### The request
Copy out every line in the entries below that includes "TANFOLYAMVEZETŐ".

Dataset entries
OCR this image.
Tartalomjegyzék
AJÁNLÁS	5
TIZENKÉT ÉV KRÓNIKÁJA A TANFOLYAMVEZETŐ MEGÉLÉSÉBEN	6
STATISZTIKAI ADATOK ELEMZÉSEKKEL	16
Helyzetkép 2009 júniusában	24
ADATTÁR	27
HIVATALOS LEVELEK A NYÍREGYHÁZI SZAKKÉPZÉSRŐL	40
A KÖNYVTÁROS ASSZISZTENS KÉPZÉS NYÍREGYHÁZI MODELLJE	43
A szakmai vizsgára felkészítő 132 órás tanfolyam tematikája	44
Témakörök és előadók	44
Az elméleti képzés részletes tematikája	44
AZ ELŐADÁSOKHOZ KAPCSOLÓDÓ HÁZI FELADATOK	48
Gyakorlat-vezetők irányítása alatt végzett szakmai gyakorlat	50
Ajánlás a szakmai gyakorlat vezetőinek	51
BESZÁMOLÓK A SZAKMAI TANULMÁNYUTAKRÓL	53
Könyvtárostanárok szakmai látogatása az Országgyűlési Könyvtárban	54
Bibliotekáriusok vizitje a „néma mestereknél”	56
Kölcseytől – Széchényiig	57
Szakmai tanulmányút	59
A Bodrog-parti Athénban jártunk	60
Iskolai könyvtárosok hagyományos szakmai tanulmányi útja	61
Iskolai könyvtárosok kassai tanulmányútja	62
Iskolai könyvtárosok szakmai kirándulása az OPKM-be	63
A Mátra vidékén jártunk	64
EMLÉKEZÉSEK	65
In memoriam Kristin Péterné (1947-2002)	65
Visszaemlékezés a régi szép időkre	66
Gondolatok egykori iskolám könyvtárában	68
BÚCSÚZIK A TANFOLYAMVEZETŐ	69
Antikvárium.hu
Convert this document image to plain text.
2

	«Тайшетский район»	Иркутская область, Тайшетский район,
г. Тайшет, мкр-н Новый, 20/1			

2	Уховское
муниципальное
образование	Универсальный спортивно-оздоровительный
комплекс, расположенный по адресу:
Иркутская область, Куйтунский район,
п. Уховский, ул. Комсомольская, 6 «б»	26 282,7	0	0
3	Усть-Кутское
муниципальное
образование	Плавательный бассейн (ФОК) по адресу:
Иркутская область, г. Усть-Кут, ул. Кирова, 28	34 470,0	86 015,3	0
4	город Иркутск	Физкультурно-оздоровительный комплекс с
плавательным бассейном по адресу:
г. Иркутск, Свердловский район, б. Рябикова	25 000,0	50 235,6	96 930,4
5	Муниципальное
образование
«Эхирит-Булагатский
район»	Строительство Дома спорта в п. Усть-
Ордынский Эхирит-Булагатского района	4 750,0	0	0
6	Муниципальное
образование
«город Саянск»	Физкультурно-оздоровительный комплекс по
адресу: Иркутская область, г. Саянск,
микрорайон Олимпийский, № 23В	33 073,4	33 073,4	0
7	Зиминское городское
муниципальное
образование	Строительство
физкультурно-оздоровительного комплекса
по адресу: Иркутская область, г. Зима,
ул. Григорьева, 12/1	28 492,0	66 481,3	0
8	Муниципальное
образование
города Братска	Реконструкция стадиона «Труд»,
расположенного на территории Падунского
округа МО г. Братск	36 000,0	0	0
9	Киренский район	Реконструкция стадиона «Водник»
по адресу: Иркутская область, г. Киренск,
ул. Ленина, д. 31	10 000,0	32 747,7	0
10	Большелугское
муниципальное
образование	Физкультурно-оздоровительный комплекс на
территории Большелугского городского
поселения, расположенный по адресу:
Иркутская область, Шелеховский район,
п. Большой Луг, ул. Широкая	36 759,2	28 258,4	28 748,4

### Result
TIZENKÉT ÉV KRÓNIKÁJA A TANFOLYAMVEZETŐ MEGÉLÉSÉBEN	6
BÚCSÚZIK A TANFOLYAMVEZETŐ	69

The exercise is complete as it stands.